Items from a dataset
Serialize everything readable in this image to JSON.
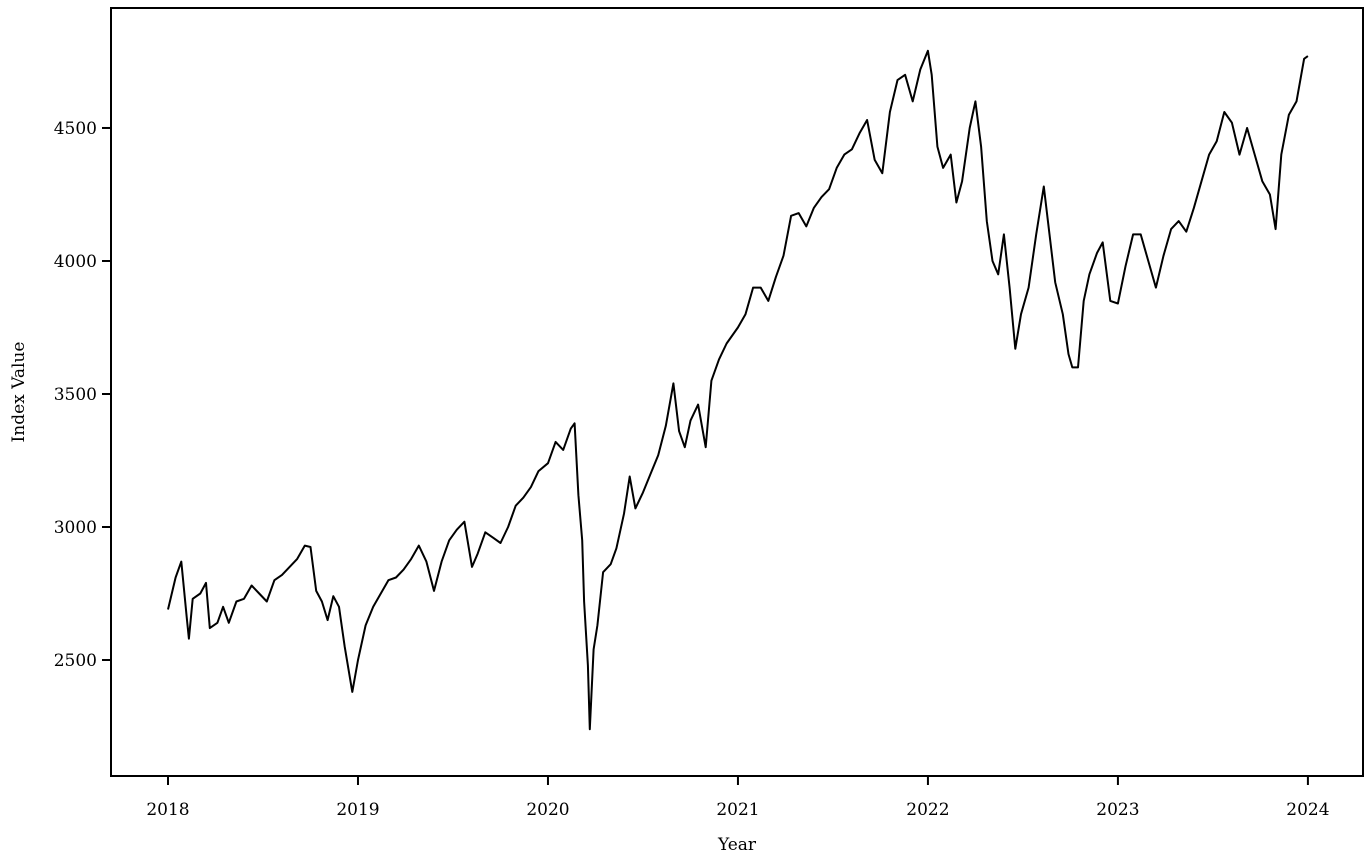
{
  "chart_data": {
    "type": "line",
    "x_label": "Year",
    "y_label": "Index Value",
    "xlim": [
      2017.7,
      2024.29
    ],
    "ylim": [
      2064,
      4951
    ],
    "xticks": [
      2018,
      2019,
      2020,
      2021,
      2022,
      2023,
      2024
    ],
    "yticks": [
      2500,
      3000,
      3500,
      4000,
      4500
    ],
    "grid": false,
    "series": [
      {
        "color": "#000000",
        "x": [
          2018.0,
          2018.04,
          2018.07,
          2018.1,
          2018.11,
          2018.13,
          2018.17,
          2018.2,
          2018.22,
          2018.26,
          2018.29,
          2018.32,
          2018.36,
          2018.4,
          2018.44,
          2018.48,
          2018.52,
          2018.56,
          2018.6,
          2018.64,
          2018.68,
          2018.72,
          2018.75,
          2018.78,
          2018.81,
          2018.84,
          2018.87,
          2018.9,
          2018.93,
          2018.97,
          2019.0,
          2019.04,
          2019.08,
          2019.12,
          2019.16,
          2019.2,
          2019.24,
          2019.28,
          2019.32,
          2019.36,
          2019.4,
          2019.44,
          2019.48,
          2019.52,
          2019.56,
          2019.6,
          2019.63,
          2019.67,
          2019.71,
          2019.75,
          2019.79,
          2019.83,
          2019.87,
          2019.91,
          2019.95,
          2020.0,
          2020.04,
          2020.08,
          2020.12,
          2020.14,
          2020.16,
          2020.18,
          2020.19,
          2020.21,
          2020.22,
          2020.24,
          2020.26,
          2020.29,
          2020.33,
          2020.36,
          2020.4,
          2020.43,
          2020.46,
          2020.5,
          2020.54,
          2020.58,
          2020.62,
          2020.66,
          2020.69,
          2020.72,
          2020.75,
          2020.79,
          2020.83,
          2020.86,
          2020.9,
          2020.94,
          2021.0,
          2021.04,
          2021.08,
          2021.12,
          2021.16,
          2021.2,
          2021.24,
          2021.28,
          2021.32,
          2021.36,
          2021.4,
          2021.44,
          2021.48,
          2021.52,
          2021.56,
          2021.6,
          2021.64,
          2021.68,
          2021.72,
          2021.76,
          2021.8,
          2021.84,
          2021.88,
          2021.92,
          2021.96,
          2022.0,
          2022.02,
          2022.05,
          2022.08,
          2022.12,
          2022.15,
          2022.18,
          2022.22,
          2022.25,
          2022.28,
          2022.31,
          2022.34,
          2022.37,
          2022.4,
          2022.43,
          2022.46,
          2022.49,
          2022.53,
          2022.57,
          2022.61,
          2022.64,
          2022.67,
          2022.71,
          2022.74,
          2022.76,
          2022.79,
          2022.82,
          2022.85,
          2022.89,
          2022.92,
          2022.96,
          2023.0,
          2023.04,
          2023.08,
          2023.12,
          2023.16,
          2023.2,
          2023.24,
          2023.28,
          2023.32,
          2023.36,
          2023.4,
          2023.44,
          2023.48,
          2023.52,
          2023.56,
          2023.6,
          2023.64,
          2023.68,
          2023.72,
          2023.76,
          2023.8,
          2023.83,
          2023.86,
          2023.9,
          2023.94,
          2023.98,
          2024.0
        ],
        "values": [
          2690,
          2810,
          2870,
          2650,
          2580,
          2730,
          2750,
          2790,
          2620,
          2640,
          2700,
          2640,
          2720,
          2730,
          2780,
          2750,
          2720,
          2800,
          2820,
          2850,
          2880,
          2930,
          2925,
          2760,
          2720,
          2650,
          2740,
          2700,
          2550,
          2380,
          2500,
          2630,
          2700,
          2750,
          2800,
          2810,
          2840,
          2880,
          2930,
          2870,
          2760,
          2870,
          2950,
          2990,
          3020,
          2850,
          2900,
          2980,
          2960,
          2940,
          3000,
          3080,
          3110,
          3150,
          3210,
          3240,
          3320,
          3290,
          3370,
          3390,
          3120,
          2950,
          2720,
          2480,
          2240,
          2540,
          2630,
          2830,
          2860,
          2920,
          3050,
          3190,
          3070,
          3130,
          3200,
          3270,
          3380,
          3540,
          3360,
          3300,
          3400,
          3460,
          3300,
          3550,
          3630,
          3690,
          3750,
          3800,
          3900,
          3900,
          3850,
          3940,
          4020,
          4170,
          4180,
          4130,
          4200,
          4240,
          4270,
          4350,
          4400,
          4420,
          4480,
          4530,
          4380,
          4330,
          4560,
          4680,
          4700,
          4600,
          4720,
          4790,
          4700,
          4430,
          4350,
          4400,
          4220,
          4300,
          4500,
          4600,
          4430,
          4150,
          4000,
          3950,
          4100,
          3900,
          3670,
          3800,
          3900,
          4100,
          4280,
          4100,
          3920,
          3800,
          3650,
          3600,
          3600,
          3850,
          3950,
          4030,
          4070,
          3850,
          3840,
          3980,
          4100,
          4100,
          4000,
          3900,
          4020,
          4120,
          4150,
          4110,
          4200,
          4300,
          4400,
          4450,
          4560,
          4520,
          4400,
          4500,
          4400,
          4300,
          4250,
          4120,
          4400,
          4550,
          4600,
          4760,
          4770
        ]
      }
    ]
  }
}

Stated problem: All records must be output exactly as they are, except for the pictures, which are left out.

Exercise result:
Serialize everything readable in this image to JSON.
{
  "chart_data": {
    "type": "line",
    "x_label": "Year",
    "y_label": "Index Value",
    "xlim": [
      2017.7,
      2024.29
    ],
    "ylim": [
      2064,
      4951
    ],
    "xticks": [
      2018,
      2019,
      2020,
      2021,
      2022,
      2023,
      2024
    ],
    "yticks": [
      2500,
      3000,
      3500,
      4000,
      4500
    ],
    "grid": false,
    "series": [
      {
        "color": "#000000",
        "x": [
          2018.0,
          2018.04,
          2018.07,
          2018.1,
          2018.11,
          2018.13,
          2018.17,
          2018.2,
          2018.22,
          2018.26,
          2018.29,
          2018.32,
          2018.36,
          2018.4,
          2018.44,
          2018.48,
          2018.52,
          2018.56,
          2018.6,
          2018.64,
          2018.68,
          2018.72,
          2018.75,
          2018.78,
          2018.81,
          2018.84,
          2018.87,
          2018.9,
          2018.93,
          2018.97,
          2019.0,
          2019.04,
          2019.08,
          2019.12,
          2019.16,
          2019.2,
          2019.24,
          2019.28,
          2019.32,
          2019.36,
          2019.4,
          2019.44,
          2019.48,
          2019.52,
          2019.56,
          2019.6,
          2019.63,
          2019.67,
          2019.71,
          2019.75,
          2019.79,
          2019.83,
          2019.87,
          2019.91,
          2019.95,
          2020.0,
          2020.04,
          2020.08,
          2020.12,
          2020.14,
          2020.16,
          2020.18,
          2020.19,
          2020.21,
          2020.22,
          2020.24,
          2020.26,
          2020.29,
          2020.33,
          2020.36,
          2020.4,
          2020.43,
          2020.46,
          2020.5,
          2020.54,
          2020.58,
          2020.62,
          2020.66,
          2020.69,
          2020.72,
          2020.75,
          2020.79,
          2020.83,
          2020.86,
          2020.9,
          2020.94,
          2021.0,
          2021.04,
          2021.08,
          2021.12,
          2021.16,
          2021.2,
          2021.24,
          2021.28,
          2021.32,
          2021.36,
          2021.4,
          2021.44,
          2021.48,
          2021.52,
          2021.56,
          2021.6,
          2021.64,
          2021.68,
          2021.72,
          2021.76,
          2021.8,
          2021.84,
          2021.88,
          2021.92,
          2021.96,
          2022.0,
          2022.02,
          2022.05,
          2022.08,
          2022.12,
          2022.15,
          2022.18,
          2022.22,
          2022.25,
          2022.28,
          2022.31,
          2022.34,
          2022.37,
          2022.4,
          2022.43,
          2022.46,
          2022.49,
          2022.53,
          2022.57,
          2022.61,
          2022.64,
          2022.67,
          2022.71,
          2022.74,
          2022.76,
          2022.79,
          2022.82,
          2022.85,
          2022.89,
          2022.92,
          2022.96,
          2023.0,
          2023.04,
          2023.08,
          2023.12,
          2023.16,
          2023.2,
          2023.24,
          2023.28,
          2023.32,
          2023.36,
          2023.4,
          2023.44,
          2023.48,
          2023.52,
          2023.56,
          2023.6,
          2023.64,
          2023.68,
          2023.72,
          2023.76,
          2023.8,
          2023.83,
          2023.86,
          2023.9,
          2023.94,
          2023.98,
          2024.0
        ],
        "values": [
          2690,
          2810,
          2870,
          2650,
          2580,
          2730,
          2750,
          2790,
          2620,
          2640,
          2700,
          2640,
          2720,
          2730,
          2780,
          2750,
          2720,
          2800,
          2820,
          2850,
          2880,
          2930,
          2925,
          2760,
          2720,
          2650,
          2740,
          2700,
          2550,
          2380,
          2500,
          2630,
          2700,
          2750,
          2800,
          2810,
          2840,
          2880,
          2930,
          2870,
          2760,
          2870,
          2950,
          2990,
          3020,
          2850,
          2900,
          2980,
          2960,
          2940,
          3000,
          3080,
          3110,
          3150,
          3210,
          3240,
          3320,
          3290,
          3370,
          3390,
          3120,
          2950,
          2720,
          2480,
          2240,
          2540,
          2630,
          2830,
          2860,
          2920,
          3050,
          3190,
          3070,
          3130,
          3200,
          3270,
          3380,
          3540,
          3360,
          3300,
          3400,
          3460,
          3300,
          3550,
          3630,
          3690,
          3750,
          3800,
          3900,
          3900,
          3850,
          3940,
          4020,
          4170,
          4180,
          4130,
          4200,
          4240,
          4270,
          4350,
          4400,
          4420,
          4480,
          4530,
          4380,
          4330,
          4560,
          4680,
          4700,
          4600,
          4720,
          4790,
          4700,
          4430,
          4350,
          4400,
          4220,
          4300,
          4500,
          4600,
          4430,
          4150,
          4000,
          3950,
          4100,
          3900,
          3670,
          3800,
          3900,
          4100,
          4280,
          4100,
          3920,
          3800,
          3650,
          3600,
          3600,
          3850,
          3950,
          4030,
          4070,
          3850,
          3840,
          3980,
          4100,
          4100,
          4000,
          3900,
          4020,
          4120,
          4150,
          4110,
          4200,
          4300,
          4400,
          4450,
          4560,
          4520,
          4400,
          4500,
          4400,
          4300,
          4250,
          4120,
          4400,
          4550,
          4600,
          4760,
          4770
        ]
      }
    ]
  }
}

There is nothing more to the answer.